GIVEN TASK: Make an exact copy of the records, with the pictures left out.

Records that describe figures
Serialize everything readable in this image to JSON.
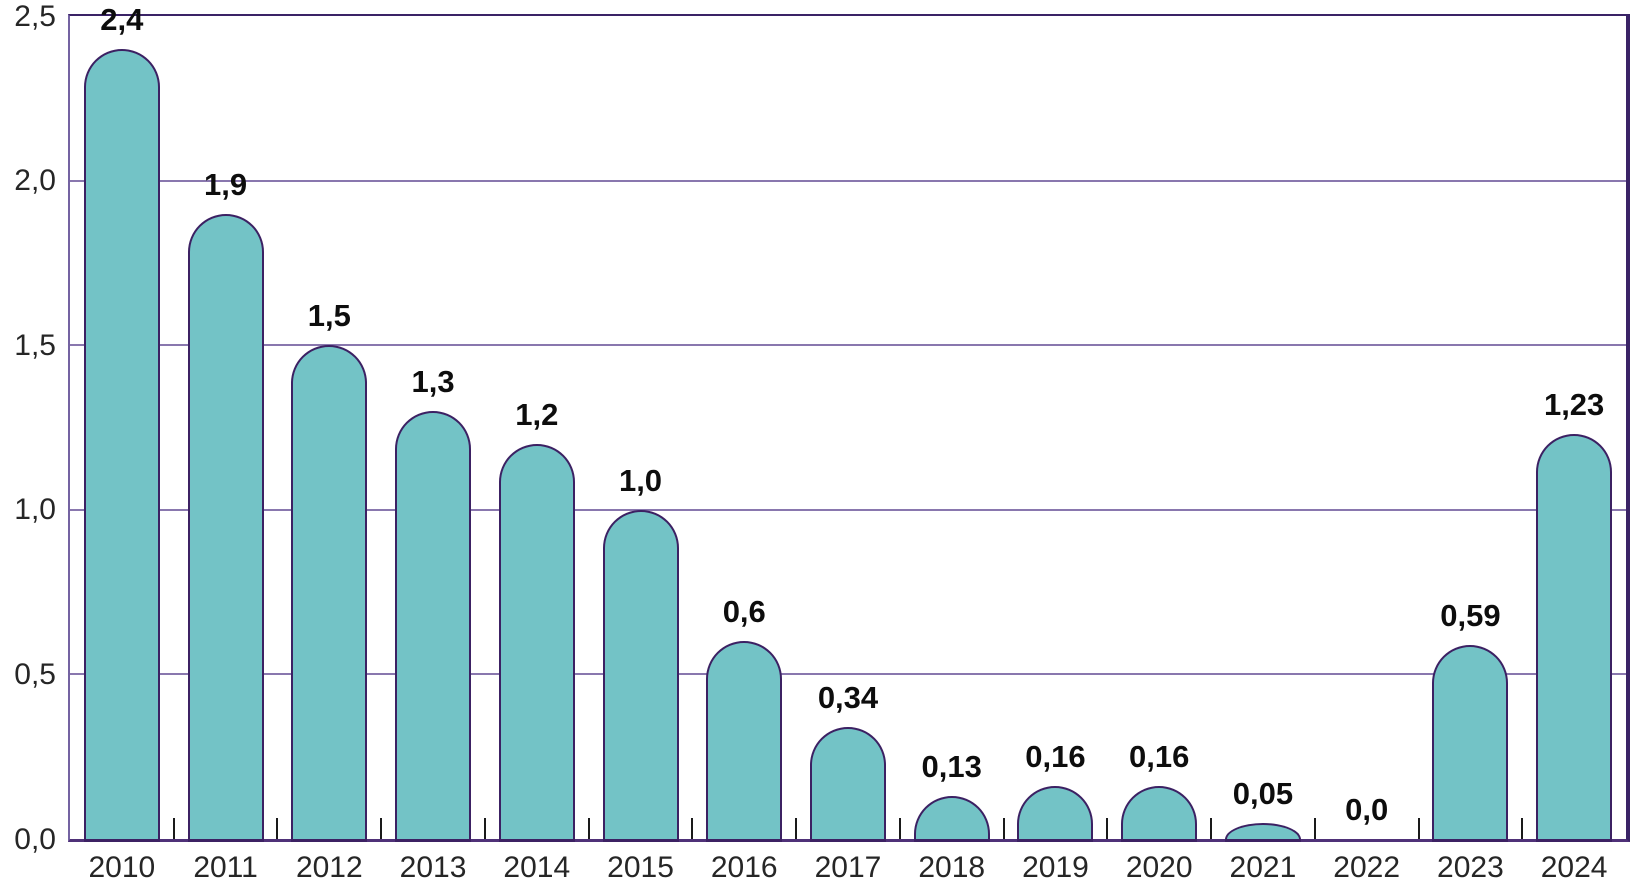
{
  "chart_data": {
    "type": "bar",
    "title": "",
    "xlabel": "",
    "ylabel": "",
    "categories": [
      "2010",
      "2011",
      "2012",
      "2013",
      "2014",
      "2015",
      "2016",
      "2017",
      "2018",
      "2019",
      "2020",
      "2021",
      "2022",
      "2023",
      "2024"
    ],
    "values": [
      2.4,
      1.9,
      1.5,
      1.3,
      1.2,
      1.0,
      0.6,
      0.34,
      0.13,
      0.16,
      0.16,
      0.05,
      0.0,
      0.59,
      1.23
    ],
    "value_labels": [
      "2,4",
      "1,9",
      "1,5",
      "1,3",
      "1,2",
      "1,0",
      "0,6",
      "0,34",
      "0,13",
      "0,16",
      "0,16",
      "0,05",
      "0,0",
      "0,59",
      "1,23"
    ],
    "y_ticks": [
      {
        "value": 0.0,
        "label": "0,0"
      },
      {
        "value": 0.5,
        "label": "0,5"
      },
      {
        "value": 1.0,
        "label": "1,0"
      },
      {
        "value": 1.5,
        "label": "1,5"
      },
      {
        "value": 2.0,
        "label": "2,0"
      },
      {
        "value": 2.5,
        "label": "2,5"
      }
    ],
    "gridline_values": [
      0.5,
      1.0,
      1.5,
      2.0
    ],
    "ylim": [
      0,
      2.5
    ],
    "grid": "horizontal",
    "legend": "none",
    "bar_style": "rounded-top",
    "decimal_separator": ",",
    "colors": {
      "background": "#ffffff",
      "bar_fill": "#73c3c6",
      "bar_stroke": "#3c2163",
      "gridline": "#8977ae",
      "frame": "#3a2366",
      "left_axis": "#7463a2",
      "baseline": "#4f3178",
      "x_tick": "#1a1a1a",
      "axis_label_text": "#262626",
      "value_label_text": "#0d0d0d"
    }
  }
}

RESPONSE TO THIS TASK:
Serialize everything readable in this image to JSON.
{
  "chart_data": {
    "type": "bar",
    "title": "",
    "xlabel": "",
    "ylabel": "",
    "categories": [
      "2010",
      "2011",
      "2012",
      "2013",
      "2014",
      "2015",
      "2016",
      "2017",
      "2018",
      "2019",
      "2020",
      "2021",
      "2022",
      "2023",
      "2024"
    ],
    "values": [
      2.4,
      1.9,
      1.5,
      1.3,
      1.2,
      1.0,
      0.6,
      0.34,
      0.13,
      0.16,
      0.16,
      0.05,
      0.0,
      0.59,
      1.23
    ],
    "value_labels": [
      "2,4",
      "1,9",
      "1,5",
      "1,3",
      "1,2",
      "1,0",
      "0,6",
      "0,34",
      "0,13",
      "0,16",
      "0,16",
      "0,05",
      "0,0",
      "0,59",
      "1,23"
    ],
    "y_ticks": [
      {
        "value": 0.0,
        "label": "0,0"
      },
      {
        "value": 0.5,
        "label": "0,5"
      },
      {
        "value": 1.0,
        "label": "1,0"
      },
      {
        "value": 1.5,
        "label": "1,5"
      },
      {
        "value": 2.0,
        "label": "2,0"
      },
      {
        "value": 2.5,
        "label": "2,5"
      }
    ],
    "gridline_values": [
      0.5,
      1.0,
      1.5,
      2.0
    ],
    "ylim": [
      0,
      2.5
    ],
    "grid": "horizontal",
    "legend": "none",
    "bar_style": "rounded-top",
    "decimal_separator": ",",
    "colors": {
      "background": "#ffffff",
      "bar_fill": "#73c3c6",
      "bar_stroke": "#3c2163",
      "gridline": "#8977ae",
      "frame": "#3a2366",
      "left_axis": "#7463a2",
      "baseline": "#4f3178",
      "x_tick": "#1a1a1a",
      "axis_label_text": "#262626",
      "value_label_text": "#0d0d0d"
    }
  }
}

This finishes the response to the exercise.